Cann, a Curtis graduate, will teach private lessons as well as coach chamber music, and hopes her role will be even more expansive.

Pianist Michelle Cann
Pianist Michelle CannRead moreJiyang Chen

The Curtis Institute of Music has created a position in honor of Eleanor Sokoloff, the legendary piano professor who taught at the school for more than eight decades, and the school has named Philadelphia pianist Michelle Cann to fill the spot.

The 2013 Curtis graduate takes up the inaugural Eleanor Sokoloff chair in piano studies with duties she expects to begin in the new year. Sokoloff died in July at age 106.

Cann will teach private lessons as well as coach chamber music, and said Tuesday that she hopes her role will be even more expansive. Nothing is set, but she envisions making mentorship connections between Curtis students and young musicians in the city.

She also hopes to broaden the career-soloist mind-set with which some students enter Curtis.

“The world is really changing, and I think it’s extremely important to be more than great pianists who sit in the practice room for hours to win a competition and get a solo career,” said Cann. “That’s not to say that that work isn’t important, but we are at a point for every conservatory to take it much farther than that. It’s important for Curtis students to be much more well-rounded.”

Cann, 33, has performed with the Florida Orchestra and the New Jersey Symphony Orchestra, and in early 2021 is slated as soloist with the Philadelphia Orchestra in its first performance of Florence Price’s Concerto in One Movement. She holds two degrees in piano performance from the Cleveland Institute of Music. At Curtis, she studied with Robert McDonald, who remains on the piano faculty.

Curtis, in October, also named pianist Yefim Bronfman to its faculty.

Eleanor Sokoloff taught at Curtis for 84 years, and frequently spoke about the hurdles facing female pianists in what has been a male-dominated field. The chair newly named in her honor is intended to be held in perpetuity “only by an exceptionally gifted and forward-thinking female pianist,” according to Curtis’ announcement, and was created with support from Curtis piano alumnus William A. Horn and the Sokoloff family.

Data listing:

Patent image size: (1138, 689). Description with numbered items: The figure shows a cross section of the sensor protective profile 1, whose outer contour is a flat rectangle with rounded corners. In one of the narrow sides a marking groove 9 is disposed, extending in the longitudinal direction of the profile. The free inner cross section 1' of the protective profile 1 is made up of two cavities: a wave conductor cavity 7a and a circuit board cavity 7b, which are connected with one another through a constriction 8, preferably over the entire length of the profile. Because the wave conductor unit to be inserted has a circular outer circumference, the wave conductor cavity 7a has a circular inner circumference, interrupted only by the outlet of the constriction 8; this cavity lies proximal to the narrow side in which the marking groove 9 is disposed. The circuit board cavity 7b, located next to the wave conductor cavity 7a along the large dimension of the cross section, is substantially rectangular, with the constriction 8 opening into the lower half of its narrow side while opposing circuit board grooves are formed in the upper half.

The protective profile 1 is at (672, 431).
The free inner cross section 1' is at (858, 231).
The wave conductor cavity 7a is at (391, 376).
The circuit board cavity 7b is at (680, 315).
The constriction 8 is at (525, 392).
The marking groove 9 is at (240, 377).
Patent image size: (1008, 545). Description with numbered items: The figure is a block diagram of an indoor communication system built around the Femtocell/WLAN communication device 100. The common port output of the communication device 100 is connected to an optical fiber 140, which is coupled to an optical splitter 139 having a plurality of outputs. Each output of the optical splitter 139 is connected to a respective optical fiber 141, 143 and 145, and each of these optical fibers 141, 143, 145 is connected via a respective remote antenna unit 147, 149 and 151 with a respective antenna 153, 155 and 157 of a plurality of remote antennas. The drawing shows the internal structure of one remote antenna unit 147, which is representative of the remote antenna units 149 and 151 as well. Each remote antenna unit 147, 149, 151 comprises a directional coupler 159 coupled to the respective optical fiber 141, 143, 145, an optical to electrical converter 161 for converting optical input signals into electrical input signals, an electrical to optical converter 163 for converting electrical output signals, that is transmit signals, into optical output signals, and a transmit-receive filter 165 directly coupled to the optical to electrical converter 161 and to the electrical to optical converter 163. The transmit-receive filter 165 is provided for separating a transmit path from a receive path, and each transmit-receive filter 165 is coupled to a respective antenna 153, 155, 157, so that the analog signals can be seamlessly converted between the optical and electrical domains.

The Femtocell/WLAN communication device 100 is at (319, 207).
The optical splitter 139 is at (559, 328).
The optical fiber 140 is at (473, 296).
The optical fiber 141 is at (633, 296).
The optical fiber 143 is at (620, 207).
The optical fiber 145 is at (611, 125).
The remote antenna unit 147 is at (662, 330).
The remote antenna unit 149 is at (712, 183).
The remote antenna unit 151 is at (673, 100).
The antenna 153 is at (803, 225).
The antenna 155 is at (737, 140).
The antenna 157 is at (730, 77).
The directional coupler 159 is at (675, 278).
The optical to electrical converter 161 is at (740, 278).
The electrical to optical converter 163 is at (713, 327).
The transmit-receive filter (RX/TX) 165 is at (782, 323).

Questions:
A - According to the article on Michelle Cann's appointment, how many years did Eleanor Sokoloff teach at Curtis?
B - Name every orchestra mentioned in the article on Michelle Cann's appointment.

Answers to each task:
A - 84 years.

B -
- Florida Orchestra
- New Jersey Symphony Orchestra
- Philadelphia Orchestra